>> START Material to process
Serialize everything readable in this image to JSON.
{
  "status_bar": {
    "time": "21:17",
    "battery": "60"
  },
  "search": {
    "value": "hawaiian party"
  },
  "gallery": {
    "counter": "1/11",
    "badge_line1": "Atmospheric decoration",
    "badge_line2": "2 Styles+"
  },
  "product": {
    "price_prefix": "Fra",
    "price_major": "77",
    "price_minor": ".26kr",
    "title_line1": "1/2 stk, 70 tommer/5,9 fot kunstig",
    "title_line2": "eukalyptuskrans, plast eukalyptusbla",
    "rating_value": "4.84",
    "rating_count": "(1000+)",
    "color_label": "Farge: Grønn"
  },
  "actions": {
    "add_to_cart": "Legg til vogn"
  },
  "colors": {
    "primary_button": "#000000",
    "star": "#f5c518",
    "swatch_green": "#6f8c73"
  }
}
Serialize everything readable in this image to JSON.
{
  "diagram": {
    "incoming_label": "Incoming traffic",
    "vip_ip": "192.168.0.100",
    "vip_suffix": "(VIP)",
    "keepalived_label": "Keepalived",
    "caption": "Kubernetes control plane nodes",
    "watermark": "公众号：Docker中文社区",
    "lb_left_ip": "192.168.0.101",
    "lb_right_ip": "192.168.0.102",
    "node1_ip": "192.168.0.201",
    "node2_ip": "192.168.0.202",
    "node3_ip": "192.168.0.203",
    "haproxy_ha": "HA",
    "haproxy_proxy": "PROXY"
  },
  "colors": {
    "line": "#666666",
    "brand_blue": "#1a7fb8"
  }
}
>> END Material to process
Description of the task:
Return the material in full, exactly as shown.

Completed task:
Serialize everything readable in this image to JSON.
{
  "status_bar": {
    "time": "21:17",
    "battery": "60"
  },
  "search": {
    "value": "hawaiian party"
  },
  "gallery": {
    "counter": "1/11",
    "badge_line1": "Atmospheric decoration",
    "badge_line2": "2 Styles+"
  },
  "product": {
    "price_prefix": "Fra",
    "price_major": "77",
    "price_minor": ".26kr",
    "title_line1": "1/2 stk, 70 tommer/5,9 fot kunstig",
    "title_line2": "eukalyptuskrans, plast eukalyptusbla",
    "rating_value": "4.84",
    "rating_count": "(1000+)",
    "color_label": "Farge: Grønn"
  },
  "actions": {
    "add_to_cart": "Legg til vogn"
  },
  "colors": {
    "primary_button": "#000000",
    "star": "#f5c518",
    "swatch_green": "#6f8c73"
  }
}
Serialize everything readable in this image to JSON.
{
  "diagram": {
    "incoming_label": "Incoming traffic",
    "vip_ip": "192.168.0.100",
    "vip_suffix": "(VIP)",
    "keepalived_label": "Keepalived",
    "caption": "Kubernetes control plane nodes",
    "watermark": "公众号：Docker中文社区",
    "lb_left_ip": "192.168.0.101",
    "lb_right_ip": "192.168.0.102",
    "node1_ip": "192.168.0.201",
    "node2_ip": "192.168.0.202",
    "node3_ip": "192.168.0.203",
    "haproxy_ha": "HA",
    "haproxy_proxy": "PROXY"
  },
  "colors": {
    "line": "#666666",
    "brand_blue": "#1a7fb8"
  }
}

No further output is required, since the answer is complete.